(Short exercise): Locate every line below that contains the word "休暇の条件がよくなかった" and copy it.

begin Provided records

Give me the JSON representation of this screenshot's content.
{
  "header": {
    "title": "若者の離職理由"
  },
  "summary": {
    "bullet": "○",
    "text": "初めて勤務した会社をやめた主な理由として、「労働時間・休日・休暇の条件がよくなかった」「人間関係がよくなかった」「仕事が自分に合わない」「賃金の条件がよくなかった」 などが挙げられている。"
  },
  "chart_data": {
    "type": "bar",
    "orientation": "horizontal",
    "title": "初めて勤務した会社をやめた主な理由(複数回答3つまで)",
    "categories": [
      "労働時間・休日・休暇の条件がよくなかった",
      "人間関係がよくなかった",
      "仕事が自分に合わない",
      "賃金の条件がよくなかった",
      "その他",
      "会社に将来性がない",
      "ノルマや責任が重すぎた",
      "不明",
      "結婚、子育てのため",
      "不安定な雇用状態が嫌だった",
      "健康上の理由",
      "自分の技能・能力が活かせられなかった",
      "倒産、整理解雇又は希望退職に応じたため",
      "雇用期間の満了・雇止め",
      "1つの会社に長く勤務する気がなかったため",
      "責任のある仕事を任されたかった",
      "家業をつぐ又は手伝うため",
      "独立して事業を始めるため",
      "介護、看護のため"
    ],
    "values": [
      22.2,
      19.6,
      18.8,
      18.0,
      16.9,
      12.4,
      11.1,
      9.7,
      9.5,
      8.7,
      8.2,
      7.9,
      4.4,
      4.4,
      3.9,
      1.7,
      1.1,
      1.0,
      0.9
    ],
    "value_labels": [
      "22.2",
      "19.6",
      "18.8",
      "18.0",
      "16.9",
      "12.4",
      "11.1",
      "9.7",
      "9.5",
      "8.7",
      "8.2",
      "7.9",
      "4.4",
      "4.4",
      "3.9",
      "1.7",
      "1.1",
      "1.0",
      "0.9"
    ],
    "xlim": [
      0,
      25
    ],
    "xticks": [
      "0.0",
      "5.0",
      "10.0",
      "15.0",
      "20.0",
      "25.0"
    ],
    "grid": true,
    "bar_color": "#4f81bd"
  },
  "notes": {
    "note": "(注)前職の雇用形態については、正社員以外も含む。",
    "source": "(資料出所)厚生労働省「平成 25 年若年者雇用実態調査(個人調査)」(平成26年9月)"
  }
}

end Provided records
begin Provided records

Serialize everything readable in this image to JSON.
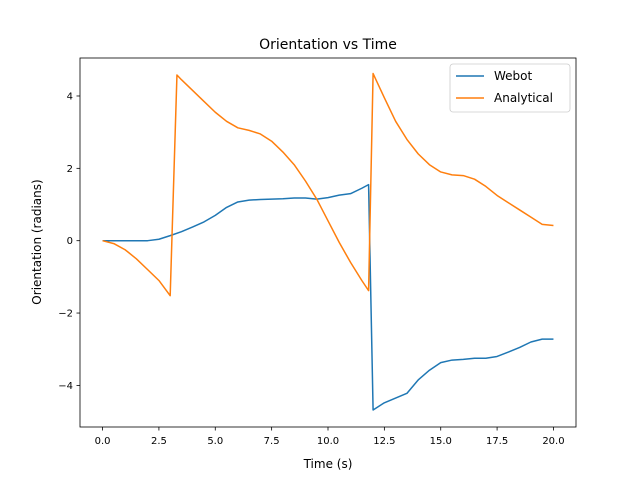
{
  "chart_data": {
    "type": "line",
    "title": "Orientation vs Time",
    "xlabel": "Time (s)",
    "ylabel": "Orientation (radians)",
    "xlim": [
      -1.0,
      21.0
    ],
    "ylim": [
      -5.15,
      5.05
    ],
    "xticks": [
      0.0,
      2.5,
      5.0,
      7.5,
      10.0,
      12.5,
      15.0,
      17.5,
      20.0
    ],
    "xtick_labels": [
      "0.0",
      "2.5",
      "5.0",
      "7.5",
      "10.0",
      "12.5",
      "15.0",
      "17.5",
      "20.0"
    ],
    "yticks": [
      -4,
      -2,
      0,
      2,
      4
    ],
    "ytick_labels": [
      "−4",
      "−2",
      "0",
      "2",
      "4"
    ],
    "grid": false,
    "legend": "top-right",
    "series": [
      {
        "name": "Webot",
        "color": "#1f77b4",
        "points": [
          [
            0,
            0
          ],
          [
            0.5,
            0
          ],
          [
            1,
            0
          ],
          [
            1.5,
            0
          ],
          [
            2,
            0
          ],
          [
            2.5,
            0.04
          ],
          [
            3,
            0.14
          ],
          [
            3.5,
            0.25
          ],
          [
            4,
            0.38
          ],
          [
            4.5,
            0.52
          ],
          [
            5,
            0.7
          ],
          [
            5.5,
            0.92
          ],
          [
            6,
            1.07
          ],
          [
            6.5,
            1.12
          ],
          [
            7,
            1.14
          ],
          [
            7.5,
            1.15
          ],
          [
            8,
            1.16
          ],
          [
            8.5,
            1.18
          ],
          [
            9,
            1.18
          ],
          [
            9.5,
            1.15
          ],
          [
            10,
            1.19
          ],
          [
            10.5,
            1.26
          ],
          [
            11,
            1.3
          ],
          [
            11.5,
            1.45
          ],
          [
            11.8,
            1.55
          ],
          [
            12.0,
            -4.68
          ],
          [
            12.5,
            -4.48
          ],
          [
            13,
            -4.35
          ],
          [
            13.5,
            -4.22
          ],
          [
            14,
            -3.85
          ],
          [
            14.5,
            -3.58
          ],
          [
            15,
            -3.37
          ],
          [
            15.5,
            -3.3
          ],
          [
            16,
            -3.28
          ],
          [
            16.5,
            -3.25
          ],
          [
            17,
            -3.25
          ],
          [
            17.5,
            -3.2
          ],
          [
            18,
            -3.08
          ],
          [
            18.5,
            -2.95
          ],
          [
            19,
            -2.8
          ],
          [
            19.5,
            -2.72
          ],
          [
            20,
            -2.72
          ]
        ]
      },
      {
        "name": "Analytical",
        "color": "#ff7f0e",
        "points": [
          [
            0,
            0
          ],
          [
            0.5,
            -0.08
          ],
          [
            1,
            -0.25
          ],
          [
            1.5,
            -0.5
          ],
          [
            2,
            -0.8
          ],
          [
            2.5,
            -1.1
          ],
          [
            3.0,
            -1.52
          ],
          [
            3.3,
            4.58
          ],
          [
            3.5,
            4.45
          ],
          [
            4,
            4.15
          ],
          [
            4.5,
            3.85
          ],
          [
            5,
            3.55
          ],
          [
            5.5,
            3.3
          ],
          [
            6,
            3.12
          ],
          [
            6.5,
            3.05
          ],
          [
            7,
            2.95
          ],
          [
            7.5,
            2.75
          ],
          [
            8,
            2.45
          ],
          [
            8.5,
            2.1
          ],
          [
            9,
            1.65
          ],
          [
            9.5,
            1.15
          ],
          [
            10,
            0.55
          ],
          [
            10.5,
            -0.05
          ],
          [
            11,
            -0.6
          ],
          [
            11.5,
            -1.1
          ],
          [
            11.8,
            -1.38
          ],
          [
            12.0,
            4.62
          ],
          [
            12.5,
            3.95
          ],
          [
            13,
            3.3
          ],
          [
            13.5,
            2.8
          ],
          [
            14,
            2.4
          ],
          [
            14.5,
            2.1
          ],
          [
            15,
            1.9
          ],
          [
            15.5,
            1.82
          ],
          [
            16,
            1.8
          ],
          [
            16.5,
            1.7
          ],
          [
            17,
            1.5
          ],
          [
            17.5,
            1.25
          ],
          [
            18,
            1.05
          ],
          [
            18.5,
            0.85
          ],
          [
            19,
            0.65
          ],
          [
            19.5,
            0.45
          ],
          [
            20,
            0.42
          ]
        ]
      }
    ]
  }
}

end Provided records
begin Provided records

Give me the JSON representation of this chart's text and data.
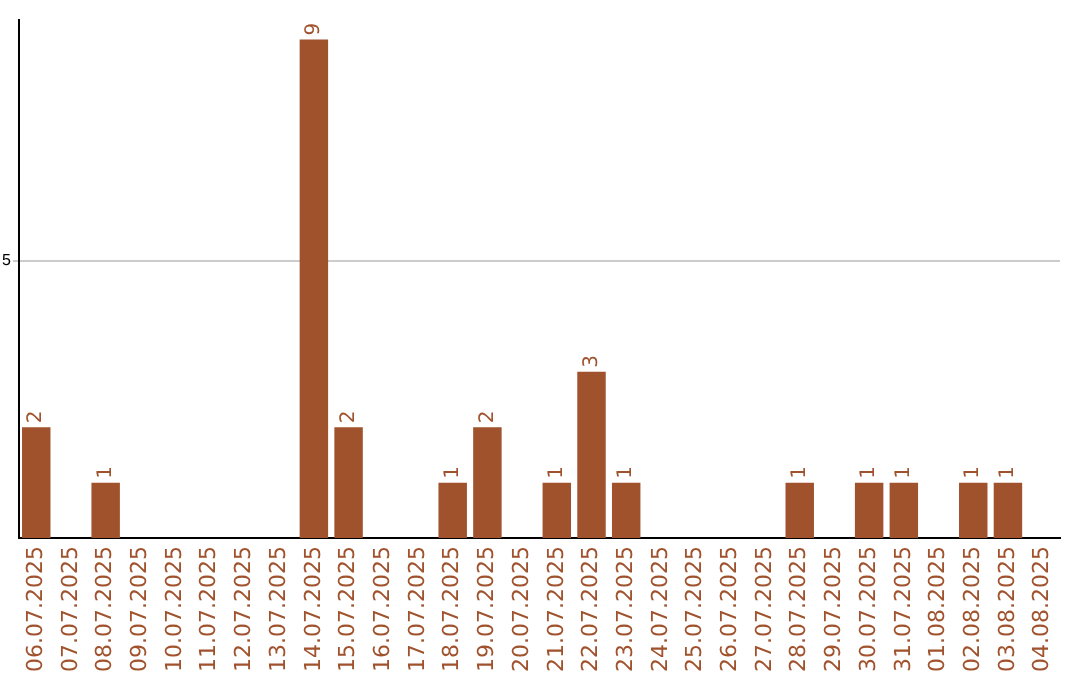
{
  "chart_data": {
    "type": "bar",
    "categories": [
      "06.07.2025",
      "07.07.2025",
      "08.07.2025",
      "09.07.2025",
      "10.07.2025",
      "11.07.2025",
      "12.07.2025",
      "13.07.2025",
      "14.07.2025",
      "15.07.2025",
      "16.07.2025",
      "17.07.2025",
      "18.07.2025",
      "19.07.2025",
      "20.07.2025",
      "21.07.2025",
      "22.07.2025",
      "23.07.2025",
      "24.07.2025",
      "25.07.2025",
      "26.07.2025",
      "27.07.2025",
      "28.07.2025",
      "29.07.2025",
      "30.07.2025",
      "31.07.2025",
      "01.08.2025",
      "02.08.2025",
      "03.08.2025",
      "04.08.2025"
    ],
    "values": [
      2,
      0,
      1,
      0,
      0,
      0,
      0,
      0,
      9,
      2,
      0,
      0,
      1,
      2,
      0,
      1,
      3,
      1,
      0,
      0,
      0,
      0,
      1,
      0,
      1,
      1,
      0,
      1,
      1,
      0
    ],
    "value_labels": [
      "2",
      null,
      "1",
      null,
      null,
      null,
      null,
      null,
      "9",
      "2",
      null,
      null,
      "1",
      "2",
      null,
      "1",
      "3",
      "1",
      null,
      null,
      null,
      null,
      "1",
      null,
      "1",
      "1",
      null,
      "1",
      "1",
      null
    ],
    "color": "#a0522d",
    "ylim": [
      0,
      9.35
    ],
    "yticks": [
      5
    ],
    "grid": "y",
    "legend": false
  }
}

end Provided records

(Task result):
    "text": "初めて勤務した会社をやめた主な理由として、「労働時間・休日・休暇の条件がよくなかった」「人間関係がよくなかった」「仕事が自分に合わない」「賃金の条件がよくなかった」 などが挙げられている。"
      "労働時間・休日・休暇の条件がよくなかった",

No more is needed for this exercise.